:: OBJECTIVE ::
Restate, word for word, every line of the data.

:: GIVEN INFORMATION ::
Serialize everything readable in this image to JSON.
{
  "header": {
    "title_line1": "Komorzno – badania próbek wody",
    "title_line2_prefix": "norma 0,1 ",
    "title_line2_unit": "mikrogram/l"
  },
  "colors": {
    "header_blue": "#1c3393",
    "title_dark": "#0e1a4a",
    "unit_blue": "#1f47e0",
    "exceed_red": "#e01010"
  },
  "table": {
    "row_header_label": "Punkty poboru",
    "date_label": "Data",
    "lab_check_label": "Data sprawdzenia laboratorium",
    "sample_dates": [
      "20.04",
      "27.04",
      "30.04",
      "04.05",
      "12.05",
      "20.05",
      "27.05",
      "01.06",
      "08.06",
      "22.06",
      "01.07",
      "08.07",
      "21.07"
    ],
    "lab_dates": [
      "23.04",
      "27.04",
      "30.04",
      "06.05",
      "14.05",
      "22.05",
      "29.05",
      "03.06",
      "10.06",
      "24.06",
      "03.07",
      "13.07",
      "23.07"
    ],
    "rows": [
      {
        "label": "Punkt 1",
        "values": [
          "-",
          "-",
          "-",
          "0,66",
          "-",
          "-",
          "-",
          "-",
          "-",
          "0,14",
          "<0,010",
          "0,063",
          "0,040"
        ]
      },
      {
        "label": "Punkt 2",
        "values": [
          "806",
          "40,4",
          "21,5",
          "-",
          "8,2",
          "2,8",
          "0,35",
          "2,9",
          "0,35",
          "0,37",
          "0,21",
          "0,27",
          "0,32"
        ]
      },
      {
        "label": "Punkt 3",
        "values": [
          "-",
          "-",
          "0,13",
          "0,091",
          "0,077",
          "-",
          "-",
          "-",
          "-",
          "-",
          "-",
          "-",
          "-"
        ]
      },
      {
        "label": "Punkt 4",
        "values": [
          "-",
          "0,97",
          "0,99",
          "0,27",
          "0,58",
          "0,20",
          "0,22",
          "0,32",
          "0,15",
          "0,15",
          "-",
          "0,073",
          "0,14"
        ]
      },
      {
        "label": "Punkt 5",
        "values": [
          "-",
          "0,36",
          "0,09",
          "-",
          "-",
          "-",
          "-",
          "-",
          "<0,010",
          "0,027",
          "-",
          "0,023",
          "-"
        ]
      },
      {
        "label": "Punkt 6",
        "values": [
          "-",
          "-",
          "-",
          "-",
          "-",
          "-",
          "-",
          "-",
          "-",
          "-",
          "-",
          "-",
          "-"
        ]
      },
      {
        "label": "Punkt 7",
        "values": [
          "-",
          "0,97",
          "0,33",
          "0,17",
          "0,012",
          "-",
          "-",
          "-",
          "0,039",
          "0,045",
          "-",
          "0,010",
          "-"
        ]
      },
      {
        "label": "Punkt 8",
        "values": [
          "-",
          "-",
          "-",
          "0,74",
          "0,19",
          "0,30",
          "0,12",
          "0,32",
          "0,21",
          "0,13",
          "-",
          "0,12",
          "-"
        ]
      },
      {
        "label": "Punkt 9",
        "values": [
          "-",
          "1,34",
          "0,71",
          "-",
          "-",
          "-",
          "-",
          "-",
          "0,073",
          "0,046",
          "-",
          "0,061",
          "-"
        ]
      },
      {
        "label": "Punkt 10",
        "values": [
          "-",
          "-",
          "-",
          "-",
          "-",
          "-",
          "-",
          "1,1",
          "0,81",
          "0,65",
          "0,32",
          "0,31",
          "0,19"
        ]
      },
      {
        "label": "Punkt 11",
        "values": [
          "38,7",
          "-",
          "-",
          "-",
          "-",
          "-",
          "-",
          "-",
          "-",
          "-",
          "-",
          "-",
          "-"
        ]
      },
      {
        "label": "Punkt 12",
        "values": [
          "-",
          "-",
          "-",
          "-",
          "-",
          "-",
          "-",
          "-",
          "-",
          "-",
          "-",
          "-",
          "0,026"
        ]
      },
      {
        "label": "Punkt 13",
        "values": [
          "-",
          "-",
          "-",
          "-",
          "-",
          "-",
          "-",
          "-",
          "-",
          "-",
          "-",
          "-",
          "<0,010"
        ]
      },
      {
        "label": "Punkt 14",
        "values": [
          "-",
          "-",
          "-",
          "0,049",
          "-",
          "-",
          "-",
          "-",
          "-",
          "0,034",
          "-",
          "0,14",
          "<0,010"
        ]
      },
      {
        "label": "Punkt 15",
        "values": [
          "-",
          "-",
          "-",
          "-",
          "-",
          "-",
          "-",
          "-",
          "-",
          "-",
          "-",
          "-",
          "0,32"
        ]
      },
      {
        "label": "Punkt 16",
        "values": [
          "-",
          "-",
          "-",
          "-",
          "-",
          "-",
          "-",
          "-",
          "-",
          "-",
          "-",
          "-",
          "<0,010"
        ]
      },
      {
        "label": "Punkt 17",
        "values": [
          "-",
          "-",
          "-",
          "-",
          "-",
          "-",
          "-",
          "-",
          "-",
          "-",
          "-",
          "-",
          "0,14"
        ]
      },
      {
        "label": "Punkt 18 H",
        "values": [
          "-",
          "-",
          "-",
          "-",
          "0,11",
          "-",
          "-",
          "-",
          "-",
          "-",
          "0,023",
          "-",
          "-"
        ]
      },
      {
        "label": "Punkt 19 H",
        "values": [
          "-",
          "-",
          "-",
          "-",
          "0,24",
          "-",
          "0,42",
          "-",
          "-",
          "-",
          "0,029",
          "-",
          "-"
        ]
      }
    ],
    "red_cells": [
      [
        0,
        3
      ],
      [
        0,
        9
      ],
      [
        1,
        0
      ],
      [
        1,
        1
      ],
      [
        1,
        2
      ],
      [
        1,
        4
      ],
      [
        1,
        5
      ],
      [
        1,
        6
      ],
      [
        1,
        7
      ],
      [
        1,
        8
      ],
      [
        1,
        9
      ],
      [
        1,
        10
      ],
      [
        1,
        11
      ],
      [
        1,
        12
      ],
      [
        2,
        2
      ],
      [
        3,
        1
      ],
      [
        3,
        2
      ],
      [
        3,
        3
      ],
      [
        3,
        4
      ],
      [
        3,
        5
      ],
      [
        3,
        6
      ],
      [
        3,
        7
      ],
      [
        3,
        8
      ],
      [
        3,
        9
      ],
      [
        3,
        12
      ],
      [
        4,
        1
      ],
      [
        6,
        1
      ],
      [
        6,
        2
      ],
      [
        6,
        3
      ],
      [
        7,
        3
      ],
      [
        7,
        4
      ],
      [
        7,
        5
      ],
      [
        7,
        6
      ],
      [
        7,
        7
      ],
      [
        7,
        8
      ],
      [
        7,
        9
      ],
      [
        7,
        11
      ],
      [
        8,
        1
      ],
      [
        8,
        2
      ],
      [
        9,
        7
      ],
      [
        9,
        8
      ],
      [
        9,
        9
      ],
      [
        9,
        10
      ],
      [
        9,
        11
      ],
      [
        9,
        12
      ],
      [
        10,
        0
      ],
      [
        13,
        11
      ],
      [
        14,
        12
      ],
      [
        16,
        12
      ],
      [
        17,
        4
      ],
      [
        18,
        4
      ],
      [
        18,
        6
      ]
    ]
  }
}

:: WORKED SOLUTION ::
Serialize everything readable in this image to JSON.
{
  "header": {
    "title_line1": "Komorzno – badania próbek wody",
    "title_line2_prefix": "norma 0,1 ",
    "title_line2_unit": "mikrogram/l"
  },
  "colors": {
    "header_blue": "#1c3393",
    "title_dark": "#0e1a4a",
    "unit_blue": "#1f47e0",
    "exceed_red": "#e01010"
  },
  "table": {
    "row_header_label": "Punkty poboru",
    "date_label": "Data",
    "lab_check_label": "Data sprawdzenia laboratorium",
    "sample_dates": [
      "20.04",
      "27.04",
      "30.04",
      "04.05",
      "12.05",
      "20.05",
      "27.05",
      "01.06",
      "08.06",
      "22.06",
      "01.07",
      "08.07",
      "21.07"
    ],
    "lab_dates": [
      "23.04",
      "27.04",
      "30.04",
      "06.05",
      "14.05",
      "22.05",
      "29.05",
      "03.06",
      "10.06",
      "24.06",
      "03.07",
      "13.07",
      "23.07"
    ],
    "rows": [
      {
        "label": "Punkt 1",
        "values": [
          "-",
          "-",
          "-",
          "0,66",
          "-",
          "-",
          "-",
          "-",
          "-",
          "0,14",
          "<0,010",
          "0,063",
          "0,040"
        ]
      },
      {
        "label": "Punkt 2",
        "values": [
          "806",
          "40,4",
          "21,5",
          "-",
          "8,2",
          "2,8",
          "0,35",
          "2,9",
          "0,35",
          "0,37",
          "0,21",
          "0,27",
          "0,32"
        ]
      },
      {
        "label": "Punkt 3",
        "values": [
          "-",
          "-",
          "0,13",
          "0,091",
          "0,077",
          "-",
          "-",
          "-",
          "-",
          "-",
          "-",
          "-",
          "-"
        ]
      },
      {
        "label": "Punkt 4",
        "values": [
          "-",
          "0,97",
          "0,99",
          "0,27",
          "0,58",
          "0,20",
          "0,22",
          "0,32",
          "0,15",
          "0,15",
          "-",
          "0,073",
          "0,14"
        ]
      },
      {
        "label": "Punkt 5",
        "values": [
          "-",
          "0,36",
          "0,09",
          "-",
          "-",
          "-",
          "-",
          "-",
          "<0,010",
          "0,027",
          "-",
          "0,023",
          "-"
        ]
      },
      {
        "label": "Punkt 6",
        "values": [
          "-",
          "-",
          "-",
          "-",
          "-",
          "-",
          "-",
          "-",
          "-",
          "-",
          "-",
          "-",
          "-"
        ]
      },
      {
        "label": "Punkt 7",
        "values": [
          "-",
          "0,97",
          "0,33",
          "0,17",
          "0,012",
          "-",
          "-",
          "-",
          "0,039",
          "0,045",
          "-",
          "0,010",
          "-"
        ]
      },
      {
        "label": "Punkt 8",
        "values": [
          "-",
          "-",
          "-",
          "0,74",
          "0,19",
          "0,30",
          "0,12",
          "0,32",
          "0,21",
          "0,13",
          "-",
          "0,12",
          "-"
        ]
      },
      {
        "label": "Punkt 9",
        "values": [
          "-",
          "1,34",
          "0,71",
          "-",
          "-",
          "-",
          "-",
          "-",
          "0,073",
          "0,046",
          "-",
          "0,061",
          "-"
        ]
      },
      {
        "label": "Punkt 10",
        "values": [
          "-",
          "-",
          "-",
          "-",
          "-",
          "-",
          "-",
          "1,1",
          "0,81",
          "0,65",
          "0,32",
          "0,31",
          "0,19"
        ]
      },
      {
        "label": "Punkt 11",
        "values": [
          "38,7",
          "-",
          "-",
          "-",
          "-",
          "-",
          "-",
          "-",
          "-",
          "-",
          "-",
          "-",
          "-"
        ]
      },
      {
        "label": "Punkt 12",
        "values": [
          "-",
          "-",
          "-",
          "-",
          "-",
          "-",
          "-",
          "-",
          "-",
          "-",
          "-",
          "-",
          "0,026"
        ]
      },
      {
        "label": "Punkt 13",
        "values": [
          "-",
          "-",
          "-",
          "-",
          "-",
          "-",
          "-",
          "-",
          "-",
          "-",
          "-",
          "-",
          "<0,010"
        ]
      },
      {
        "label": "Punkt 14",
        "values": [
          "-",
          "-",
          "-",
          "0,049",
          "-",
          "-",
          "-",
          "-",
          "-",
          "0,034",
          "-",
          "0,14",
          "<0,010"
        ]
      },
      {
        "label": "Punkt 15",
        "values": [
          "-",
          "-",
          "-",
          "-",
          "-",
          "-",
          "-",
          "-",
          "-",
          "-",
          "-",
          "-",
          "0,32"
        ]
      },
      {
        "label": "Punkt 16",
        "values": [
          "-",
          "-",
          "-",
          "-",
          "-",
          "-",
          "-",
          "-",
          "-",
          "-",
          "-",
          "-",
          "<0,010"
        ]
      },
      {
        "label": "Punkt 17",
        "values": [
          "-",
          "-",
          "-",
          "-",
          "-",
          "-",
          "-",
          "-",
          "-",
          "-",
          "-",
          "-",
          "0,14"
        ]
      },
      {
        "label": "Punkt 18 H",
        "values": [
          "-",
          "-",
          "-",
          "-",
          "0,11",
          "-",
          "-",
          "-",
          "-",
          "-",
          "0,023",
          "-",
          "-"
        ]
      },
      {
        "label": "Punkt 19 H",
        "values": [
          "-",
          "-",
          "-",
          "-",
          "0,24",
          "-",
          "0,42",
          "-",
          "-",
          "-",
          "0,029",
          "-",
          "-"
        ]
      }
    ],
    "red_cells": [
      [
        0,
        3
      ],
      [
        0,
        9
      ],
      [
        1,
        0
      ],
      [
        1,
        1
      ],
      [
        1,
        2
      ],
      [
        1,
        4
      ],
      [
        1,
        5
      ],
      [
        1,
        6
      ],
      [
        1,
        7
      ],
      [
        1,
        8
      ],
      [
        1,
        9
      ],
      [
        1,
        10
      ],
      [
        1,
        11
      ],
      [
        1,
        12
      ],
      [
        2,
        2
      ],
      [
        3,
        1
      ],
      [
        3,
        2
      ],
      [
        3,
        3
      ],
      [
        3,
        4
      ],
      [
        3,
        5
      ],
      [
        3,
        6
      ],
      [
        3,
        7
      ],
      [
        3,
        8
      ],
      [
        3,
        9
      ],
      [
        3,
        12
      ],
      [
        4,
        1
      ],
      [
        6,
        1
      ],
      [
        6,
        2
      ],
      [
        6,
        3
      ],
      [
        7,
        3
      ],
      [
        7,
        4
      ],
      [
        7,
        5
      ],
      [
        7,
        6
      ],
      [
        7,
        7
      ],
      [
        7,
        8
      ],
      [
        7,
        9
      ],
      [
        7,
        11
      ],
      [
        8,
        1
      ],
      [
        8,
        2
      ],
      [
        9,
        7
      ],
      [
        9,
        8
      ],
      [
        9,
        9
      ],
      [
        9,
        10
      ],
      [
        9,
        11
      ],
      [
        9,
        12
      ],
      [
        10,
        0
      ],
      [
        13,
        11
      ],
      [
        14,
        12
      ],
      [
        16,
        12
      ],
      [
        17,
        4
      ],
      [
        18,
        4
      ],
      [
        18,
        6
      ]
    ]
  }
}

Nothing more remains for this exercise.